SOURCE MATERIAL:

+ + + +

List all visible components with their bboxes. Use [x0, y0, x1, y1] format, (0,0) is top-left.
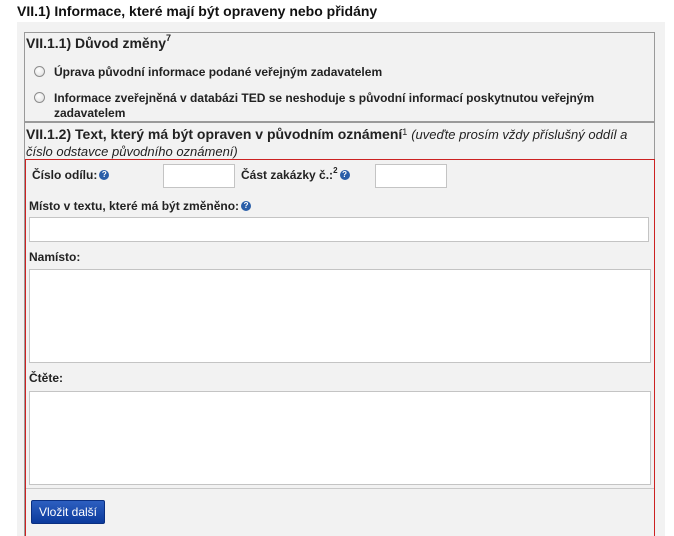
- help-icon[interactable]: ?: [241, 200, 252, 211]
- text-correction-footnote: 1: [402, 127, 408, 137]
- lot-footnote: 2: [333, 166, 338, 175]
- section-number-input[interactable]: [163, 164, 235, 188]
- place-in-text-label: Místo v textu, které má být změněno:?: [29, 199, 252, 213]
- insert-more-button[interactable]: Vložit další: [31, 500, 105, 524]
- section-number-label-text: Číslo odílu:: [32, 168, 98, 182]
- read-textarea[interactable]: [29, 391, 651, 485]
- radio-button[interactable]: [34, 66, 45, 77]
- reason-footnote: 7: [166, 33, 172, 43]
- help-icon[interactable]: ?: [99, 169, 110, 180]
- place-in-text-input[interactable]: [29, 217, 649, 242]
- section-heading: VII.1) Informace, které mají být opraven…: [17, 3, 378, 19]
- reason-option-label: Úprava původní informace podané veřejným…: [54, 65, 383, 79]
- section-number-label: Číslo odílu:?: [32, 168, 110, 182]
- instead-textarea[interactable]: [29, 269, 651, 363]
- lot-label: Část zakázky č.:2?: [241, 166, 350, 182]
- place-in-text-label-text: Místo v textu, které má být změněno:: [29, 199, 240, 213]
- divider: [26, 488, 654, 489]
- reason-title-text: VII.1.1) Důvod změny: [26, 35, 167, 51]
- lot-label-text: Část zakázky č.:: [241, 168, 334, 182]
- reason-title: VII.1.1) Důvod změny7: [26, 33, 172, 51]
- text-correction-title: VII.1.2) Text, který má být opraven v pů…: [26, 126, 646, 160]
- reason-option-label: Informace zveřejněná v databázi TED se n…: [54, 91, 595, 120]
- lot-number-input[interactable]: [375, 164, 447, 188]
- radio-button[interactable]: [34, 92, 45, 103]
- help-icon[interactable]: ?: [339, 169, 350, 180]
- instead-label: Namísto:: [29, 250, 81, 264]
- text-correction-title-text: VII.1.2) Text, který má být opraven v pů…: [26, 126, 403, 142]
- read-label: Čtěte:: [29, 371, 64, 385]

+ + + +

TASK BRIEF:
Copy, character for character, the section of the listing that opens with the line containing "- help-icon[interactable]: ?: [241, 200, 252, 211]" and closes with the line containing "- place-in-text-label: Místo", both of those lines included.

EXPECTED ANSWER:
- help-icon[interactable]: ?: [241, 200, 252, 211]
- text-correction-footnote: 1: [402, 127, 408, 137]
- lot-footnote: 2: [333, 166, 338, 175]
- section-number-input[interactable]: [163, 164, 235, 188]
- place-in-text-label: Místo v textu, které má být změněno:?: [29, 199, 252, 213]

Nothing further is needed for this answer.